--- Material ---
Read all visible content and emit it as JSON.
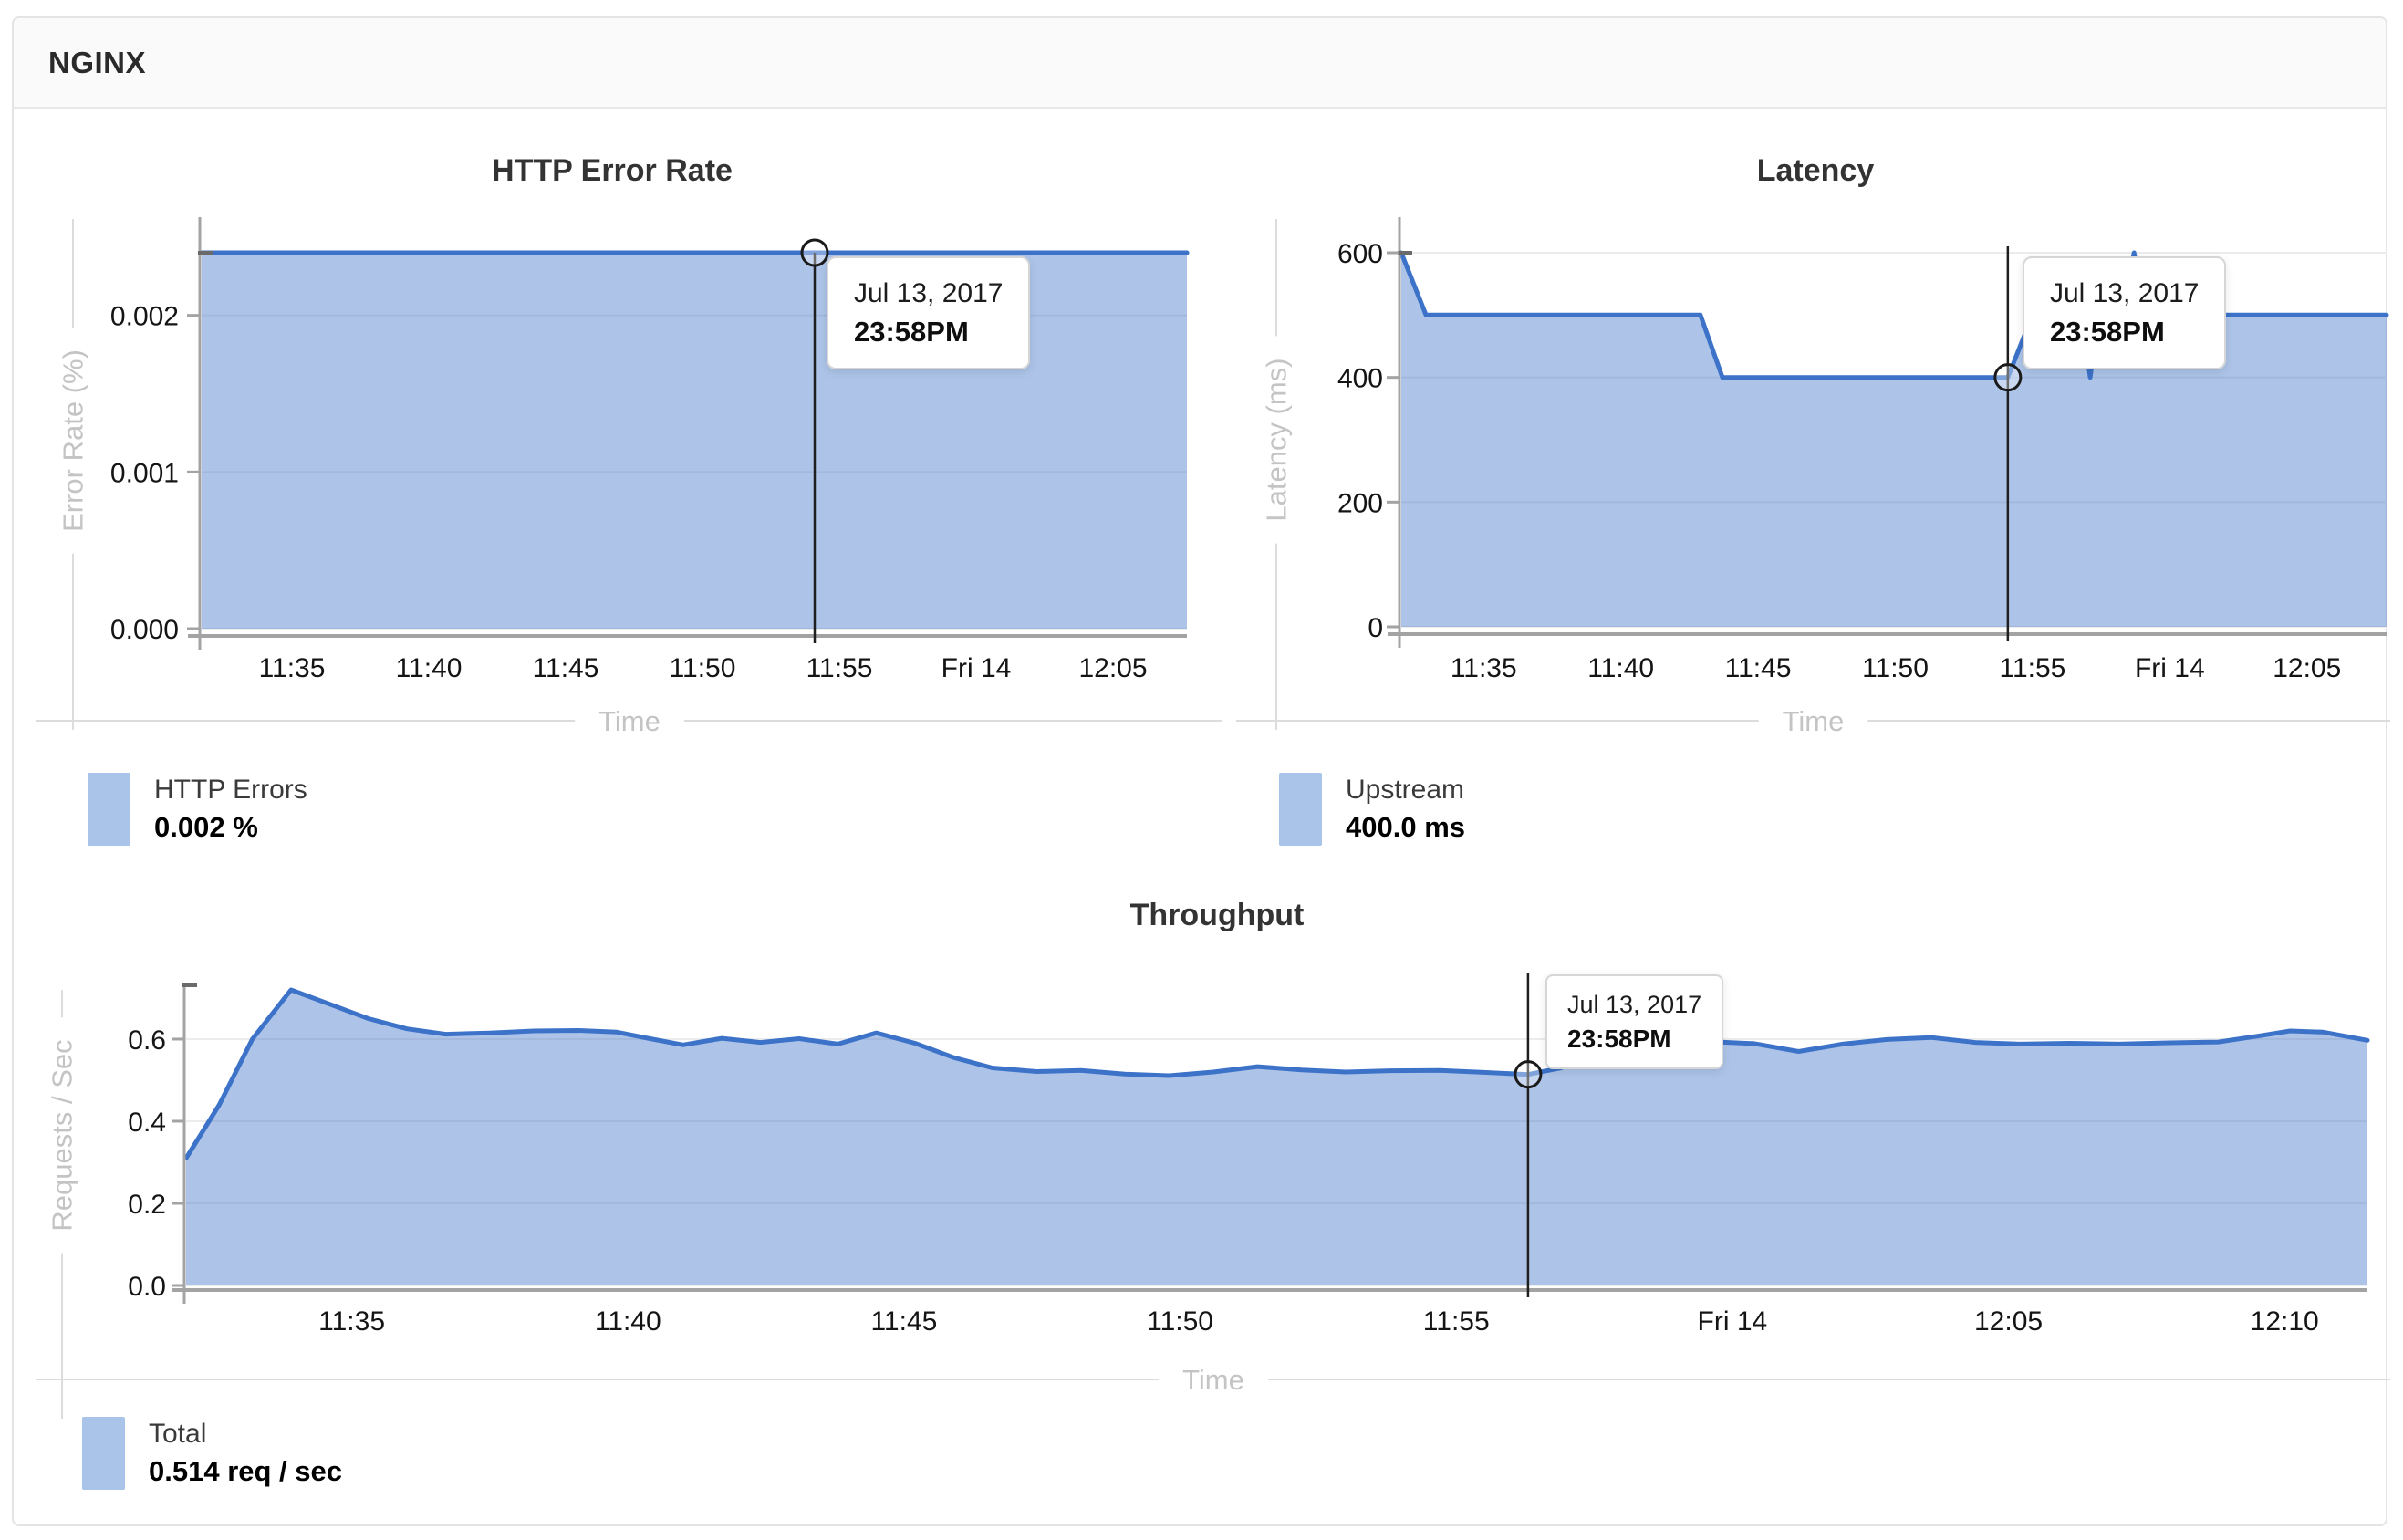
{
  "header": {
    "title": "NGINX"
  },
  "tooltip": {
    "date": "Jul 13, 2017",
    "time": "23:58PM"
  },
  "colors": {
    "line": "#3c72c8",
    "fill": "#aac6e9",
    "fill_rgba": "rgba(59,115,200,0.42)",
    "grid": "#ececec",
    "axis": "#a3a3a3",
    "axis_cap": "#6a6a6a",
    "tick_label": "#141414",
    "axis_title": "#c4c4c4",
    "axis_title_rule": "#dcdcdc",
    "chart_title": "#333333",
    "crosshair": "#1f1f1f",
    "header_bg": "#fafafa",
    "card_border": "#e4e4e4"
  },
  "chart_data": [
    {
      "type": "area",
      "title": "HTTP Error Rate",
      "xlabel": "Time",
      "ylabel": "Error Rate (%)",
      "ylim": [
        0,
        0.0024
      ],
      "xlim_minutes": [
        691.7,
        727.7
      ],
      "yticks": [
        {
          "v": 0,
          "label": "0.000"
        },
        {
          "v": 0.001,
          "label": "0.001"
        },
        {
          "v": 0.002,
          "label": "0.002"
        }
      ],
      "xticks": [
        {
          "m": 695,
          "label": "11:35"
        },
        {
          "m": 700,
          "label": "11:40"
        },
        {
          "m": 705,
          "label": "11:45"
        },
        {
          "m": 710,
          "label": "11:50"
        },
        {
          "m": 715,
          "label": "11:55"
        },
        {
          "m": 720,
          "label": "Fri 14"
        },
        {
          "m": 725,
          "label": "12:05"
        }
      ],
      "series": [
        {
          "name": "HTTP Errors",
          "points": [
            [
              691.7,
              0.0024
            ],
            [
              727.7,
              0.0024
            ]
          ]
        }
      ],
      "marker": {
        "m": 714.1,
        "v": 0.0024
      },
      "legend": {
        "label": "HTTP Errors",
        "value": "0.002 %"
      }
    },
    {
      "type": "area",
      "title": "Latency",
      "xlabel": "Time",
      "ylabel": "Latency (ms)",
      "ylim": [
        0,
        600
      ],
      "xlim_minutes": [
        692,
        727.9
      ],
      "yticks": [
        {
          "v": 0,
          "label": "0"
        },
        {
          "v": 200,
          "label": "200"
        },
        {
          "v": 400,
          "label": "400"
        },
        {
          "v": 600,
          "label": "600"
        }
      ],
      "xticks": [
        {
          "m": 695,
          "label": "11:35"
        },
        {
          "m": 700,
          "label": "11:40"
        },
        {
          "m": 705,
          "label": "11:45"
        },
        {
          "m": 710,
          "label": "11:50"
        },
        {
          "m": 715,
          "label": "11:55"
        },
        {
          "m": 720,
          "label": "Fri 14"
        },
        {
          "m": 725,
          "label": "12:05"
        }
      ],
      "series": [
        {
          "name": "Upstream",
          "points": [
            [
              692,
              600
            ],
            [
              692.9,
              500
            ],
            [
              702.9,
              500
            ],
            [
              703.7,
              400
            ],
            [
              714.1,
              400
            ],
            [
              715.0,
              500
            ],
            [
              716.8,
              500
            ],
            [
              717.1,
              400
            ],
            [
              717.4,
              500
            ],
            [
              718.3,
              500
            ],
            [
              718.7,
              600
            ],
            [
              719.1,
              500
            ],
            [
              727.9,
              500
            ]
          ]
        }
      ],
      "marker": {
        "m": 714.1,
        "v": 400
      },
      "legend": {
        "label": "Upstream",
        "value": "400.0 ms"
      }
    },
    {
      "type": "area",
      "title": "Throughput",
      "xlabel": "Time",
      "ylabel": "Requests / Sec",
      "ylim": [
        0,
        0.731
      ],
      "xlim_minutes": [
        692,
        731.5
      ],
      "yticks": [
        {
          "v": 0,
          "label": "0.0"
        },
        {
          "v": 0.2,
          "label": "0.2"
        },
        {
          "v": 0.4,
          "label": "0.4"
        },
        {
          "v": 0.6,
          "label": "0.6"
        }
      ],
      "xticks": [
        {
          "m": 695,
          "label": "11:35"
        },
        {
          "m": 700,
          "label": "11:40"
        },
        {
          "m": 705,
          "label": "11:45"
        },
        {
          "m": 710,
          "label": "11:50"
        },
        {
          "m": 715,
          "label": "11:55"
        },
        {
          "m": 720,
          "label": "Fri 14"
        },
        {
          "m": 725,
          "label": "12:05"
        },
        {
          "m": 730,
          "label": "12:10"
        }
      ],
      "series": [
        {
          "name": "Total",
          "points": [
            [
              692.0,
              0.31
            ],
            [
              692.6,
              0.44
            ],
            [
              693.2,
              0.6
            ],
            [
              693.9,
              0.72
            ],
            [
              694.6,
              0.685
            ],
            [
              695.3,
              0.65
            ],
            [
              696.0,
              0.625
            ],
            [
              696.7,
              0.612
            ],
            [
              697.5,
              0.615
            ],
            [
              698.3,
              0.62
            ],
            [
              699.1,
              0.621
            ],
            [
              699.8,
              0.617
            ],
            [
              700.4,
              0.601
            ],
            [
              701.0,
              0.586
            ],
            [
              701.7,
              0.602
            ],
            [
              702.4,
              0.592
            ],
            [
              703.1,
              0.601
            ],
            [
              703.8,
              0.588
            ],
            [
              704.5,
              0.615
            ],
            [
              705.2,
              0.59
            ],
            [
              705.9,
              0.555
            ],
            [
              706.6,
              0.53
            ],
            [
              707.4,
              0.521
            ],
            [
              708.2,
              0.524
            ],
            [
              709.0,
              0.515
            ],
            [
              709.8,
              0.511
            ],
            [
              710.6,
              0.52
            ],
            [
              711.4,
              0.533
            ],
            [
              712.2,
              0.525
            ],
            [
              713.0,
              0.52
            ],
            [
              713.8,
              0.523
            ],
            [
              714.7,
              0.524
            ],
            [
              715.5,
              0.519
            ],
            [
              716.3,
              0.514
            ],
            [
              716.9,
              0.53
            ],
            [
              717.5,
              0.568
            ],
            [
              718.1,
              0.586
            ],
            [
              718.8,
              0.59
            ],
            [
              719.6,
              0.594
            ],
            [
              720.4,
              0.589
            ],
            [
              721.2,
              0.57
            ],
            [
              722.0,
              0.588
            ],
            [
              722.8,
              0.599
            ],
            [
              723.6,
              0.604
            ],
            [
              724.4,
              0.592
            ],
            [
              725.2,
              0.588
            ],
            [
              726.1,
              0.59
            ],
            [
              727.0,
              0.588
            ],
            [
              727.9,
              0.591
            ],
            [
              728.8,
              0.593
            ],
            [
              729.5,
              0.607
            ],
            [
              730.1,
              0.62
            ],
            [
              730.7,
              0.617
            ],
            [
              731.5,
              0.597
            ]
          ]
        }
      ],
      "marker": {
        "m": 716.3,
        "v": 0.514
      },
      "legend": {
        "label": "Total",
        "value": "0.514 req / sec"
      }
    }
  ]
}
---
Stated problem
Transcribe the records verbatim and omit the images.

Exercise response
Read all visible content and emit it as JSON.
{
  "header": {
    "title": "NGINX"
  },
  "tooltip": {
    "date": "Jul 13, 2017",
    "time": "23:58PM"
  },
  "colors": {
    "line": "#3c72c8",
    "fill": "#aac6e9",
    "fill_rgba": "rgba(59,115,200,0.42)",
    "grid": "#ececec",
    "axis": "#a3a3a3",
    "axis_cap": "#6a6a6a",
    "tick_label": "#141414",
    "axis_title": "#c4c4c4",
    "axis_title_rule": "#dcdcdc",
    "chart_title": "#333333",
    "crosshair": "#1f1f1f",
    "header_bg": "#fafafa",
    "card_border": "#e4e4e4"
  },
  "chart_data": [
    {
      "type": "area",
      "title": "HTTP Error Rate",
      "xlabel": "Time",
      "ylabel": "Error Rate (%)",
      "ylim": [
        0,
        0.0024
      ],
      "xlim_minutes": [
        691.7,
        727.7
      ],
      "yticks": [
        {
          "v": 0,
          "label": "0.000"
        },
        {
          "v": 0.001,
          "label": "0.001"
        },
        {
          "v": 0.002,
          "label": "0.002"
        }
      ],
      "xticks": [
        {
          "m": 695,
          "label": "11:35"
        },
        {
          "m": 700,
          "label": "11:40"
        },
        {
          "m": 705,
          "label": "11:45"
        },
        {
          "m": 710,
          "label": "11:50"
        },
        {
          "m": 715,
          "label": "11:55"
        },
        {
          "m": 720,
          "label": "Fri 14"
        },
        {
          "m": 725,
          "label": "12:05"
        }
      ],
      "series": [
        {
          "name": "HTTP Errors",
          "points": [
            [
              691.7,
              0.0024
            ],
            [
              727.7,
              0.0024
            ]
          ]
        }
      ],
      "marker": {
        "m": 714.1,
        "v": 0.0024
      },
      "legend": {
        "label": "HTTP Errors",
        "value": "0.002 %"
      }
    },
    {
      "type": "area",
      "title": "Latency",
      "xlabel": "Time",
      "ylabel": "Latency (ms)",
      "ylim": [
        0,
        600
      ],
      "xlim_minutes": [
        692,
        727.9
      ],
      "yticks": [
        {
          "v": 0,
          "label": "0"
        },
        {
          "v": 200,
          "label": "200"
        },
        {
          "v": 400,
          "label": "400"
        },
        {
          "v": 600,
          "label": "600"
        }
      ],
      "xticks": [
        {
          "m": 695,
          "label": "11:35"
        },
        {
          "m": 700,
          "label": "11:40"
        },
        {
          "m": 705,
          "label": "11:45"
        },
        {
          "m": 710,
          "label": "11:50"
        },
        {
          "m": 715,
          "label": "11:55"
        },
        {
          "m": 720,
          "label": "Fri 14"
        },
        {
          "m": 725,
          "label": "12:05"
        }
      ],
      "series": [
        {
          "name": "Upstream",
          "points": [
            [
              692,
              600
            ],
            [
              692.9,
              500
            ],
            [
              702.9,
              500
            ],
            [
              703.7,
              400
            ],
            [
              714.1,
              400
            ],
            [
              715.0,
              500
            ],
            [
              716.8,
              500
            ],
            [
              717.1,
              400
            ],
            [
              717.4,
              500
            ],
            [
              718.3,
              500
            ],
            [
              718.7,
              600
            ],
            [
              719.1,
              500
            ],
            [
              727.9,
              500
            ]
          ]
        }
      ],
      "marker": {
        "m": 714.1,
        "v": 400
      },
      "legend": {
        "label": "Upstream",
        "value": "400.0 ms"
      }
    },
    {
      "type": "area",
      "title": "Throughput",
      "xlabel": "Time",
      "ylabel": "Requests / Sec",
      "ylim": [
        0,
        0.731
      ],
      "xlim_minutes": [
        692,
        731.5
      ],
      "yticks": [
        {
          "v": 0,
          "label": "0.0"
        },
        {
          "v": 0.2,
          "label": "0.2"
        },
        {
          "v": 0.4,
          "label": "0.4"
        },
        {
          "v": 0.6,
          "label": "0.6"
        }
      ],
      "xticks": [
        {
          "m": 695,
          "label": "11:35"
        },
        {
          "m": 700,
          "label": "11:40"
        },
        {
          "m": 705,
          "label": "11:45"
        },
        {
          "m": 710,
          "label": "11:50"
        },
        {
          "m": 715,
          "label": "11:55"
        },
        {
          "m": 720,
          "label": "Fri 14"
        },
        {
          "m": 725,
          "label": "12:05"
        },
        {
          "m": 730,
          "label": "12:10"
        }
      ],
      "series": [
        {
          "name": "Total",
          "points": [
            [
              692.0,
              0.31
            ],
            [
              692.6,
              0.44
            ],
            [
              693.2,
              0.6
            ],
            [
              693.9,
              0.72
            ],
            [
              694.6,
              0.685
            ],
            [
              695.3,
              0.65
            ],
            [
              696.0,
              0.625
            ],
            [
              696.7,
              0.612
            ],
            [
              697.5,
              0.615
            ],
            [
              698.3,
              0.62
            ],
            [
              699.1,
              0.621
            ],
            [
              699.8,
              0.617
            ],
            [
              700.4,
              0.601
            ],
            [
              701.0,
              0.586
            ],
            [
              701.7,
              0.602
            ],
            [
              702.4,
              0.592
            ],
            [
              703.1,
              0.601
            ],
            [
              703.8,
              0.588
            ],
            [
              704.5,
              0.615
            ],
            [
              705.2,
              0.59
            ],
            [
              705.9,
              0.555
            ],
            [
              706.6,
              0.53
            ],
            [
              707.4,
              0.521
            ],
            [
              708.2,
              0.524
            ],
            [
              709.0,
              0.515
            ],
            [
              709.8,
              0.511
            ],
            [
              710.6,
              0.52
            ],
            [
              711.4,
              0.533
            ],
            [
              712.2,
              0.525
            ],
            [
              713.0,
              0.52
            ],
            [
              713.8,
              0.523
            ],
            [
              714.7,
              0.524
            ],
            [
              715.5,
              0.519
            ],
            [
              716.3,
              0.514
            ],
            [
              716.9,
              0.53
            ],
            [
              717.5,
              0.568
            ],
            [
              718.1,
              0.586
            ],
            [
              718.8,
              0.59
            ],
            [
              719.6,
              0.594
            ],
            [
              720.4,
              0.589
            ],
            [
              721.2,
              0.57
            ],
            [
              722.0,
              0.588
            ],
            [
              722.8,
              0.599
            ],
            [
              723.6,
              0.604
            ],
            [
              724.4,
              0.592
            ],
            [
              725.2,
              0.588
            ],
            [
              726.1,
              0.59
            ],
            [
              727.0,
              0.588
            ],
            [
              727.9,
              0.591
            ],
            [
              728.8,
              0.593
            ],
            [
              729.5,
              0.607
            ],
            [
              730.1,
              0.62
            ],
            [
              730.7,
              0.617
            ],
            [
              731.5,
              0.597
            ]
          ]
        }
      ],
      "marker": {
        "m": 716.3,
        "v": 0.514
      },
      "legend": {
        "label": "Total",
        "value": "0.514 req / sec"
      }
    }
  ]
}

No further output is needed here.